DIRECTION |
Write out all of the entries that follow, word for word, but skip the pictures.

EXERCISE INPUTS |

>>>>>

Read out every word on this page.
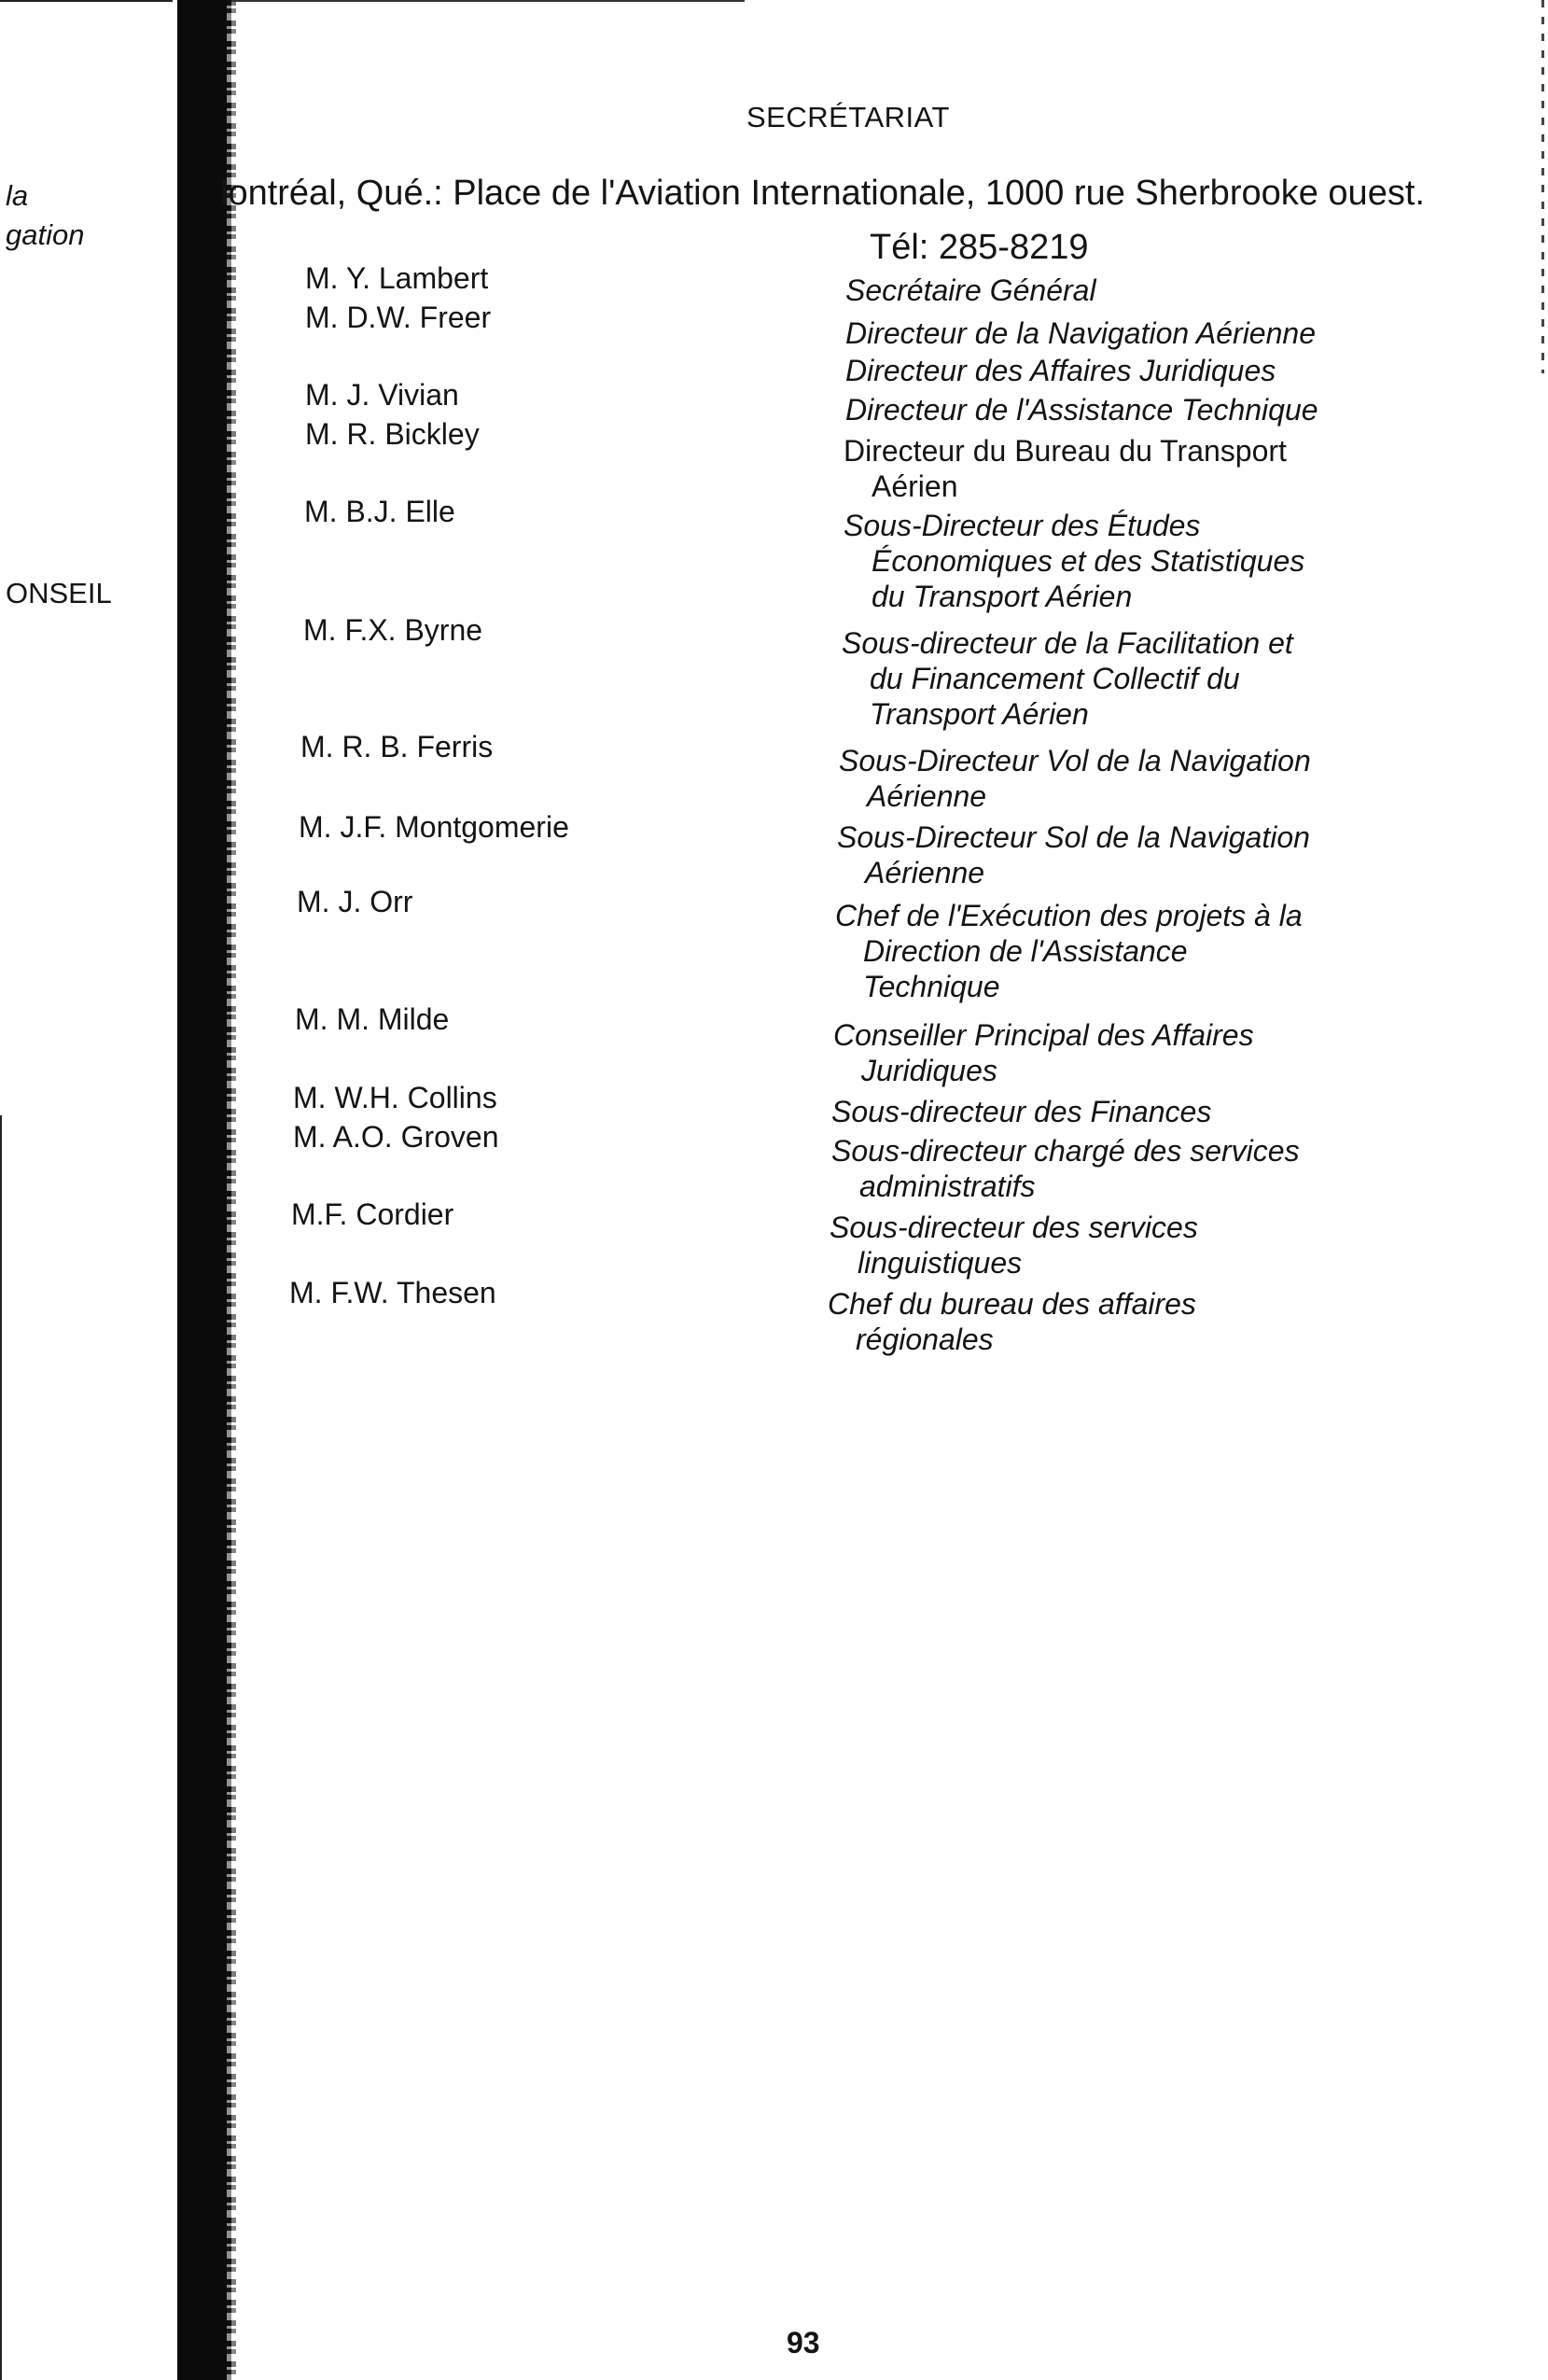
la
gation
ONSEIL
SECRÉTARIAT
lontréal, Qué.: Place de l'Aviation Internationale, 1000 rue Sherbrooke ouest.
Tél: 285-8219
M. Y. Lambert
M. D.W. Freer
M. J. Vivian
M. R. Bickley
M. B.J. Elle
M. F.X. Byrne
M. R. B. Ferris
M. J.F. Montgomerie
M. J. Orr
M. M. Milde
M. W.H. Collins
M. A.O. Groven
M.F. Cordier
M. F.W. Thesen
Secrétaire Général
Directeur de la Navigation Aérienne
Directeur des Affaires Juridiques
Directeur de l'Assistance Technique
Directeur du Bureau du Transport
Aérien
Sous-Directeur des Études
Économiques et des Statistiques
du Transport Aérien
Sous-directeur de la Facilitation et
du Financement Collectif du
Transport Aérien
Sous-Directeur Vol de la Navigation
Aérienne
Sous-Directeur Sol de la Navigation
Aérienne
Chef de l'Exécution des projets à la
Direction de l'Assistance
Technique
Conseiller Principal des Affaires
Juridiques
Sous-directeur des Finances
Sous-directeur chargé des services
administratifs
Sous-directeur des services
linguistiques
Chef du bureau des affaires
régionales
93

<<<<<

ANSWER TO THIS TASK |
Read out every word on this page.
la
gation
ONSEIL
SECRÉTARIAT
lontréal, Qué.: Place de l'Aviation Internationale, 1000 rue Sherbrooke ouest.
Tél: 285-8219
M. Y. Lambert
M. D.W. Freer
M. J. Vivian
M. R. Bickley
M. B.J. Elle
M. F.X. Byrne
M. R. B. Ferris
M. J.F. Montgomerie
M. J. Orr
M. M. Milde
M. W.H. Collins
M. A.O. Groven
M.F. Cordier
M. F.W. Thesen
Secrétaire Général
Directeur de la Navigation Aérienne
Directeur des Affaires Juridiques
Directeur de l'Assistance Technique
Directeur du Bureau du Transport
Aérien
Sous-Directeur des Études
Économiques et des Statistiques
du Transport Aérien
Sous-directeur de la Facilitation et
du Financement Collectif du
Transport Aérien
Sous-Directeur Vol de la Navigation
Aérienne
Sous-Directeur Sol de la Navigation
Aérienne
Chef de l'Exécution des projets à la
Direction de l'Assistance
Technique
Conseiller Principal des Affaires
Juridiques
Sous-directeur des Finances
Sous-directeur chargé des services
administratifs
Sous-directeur des services
linguistiques
Chef du bureau des affaires
régionales
93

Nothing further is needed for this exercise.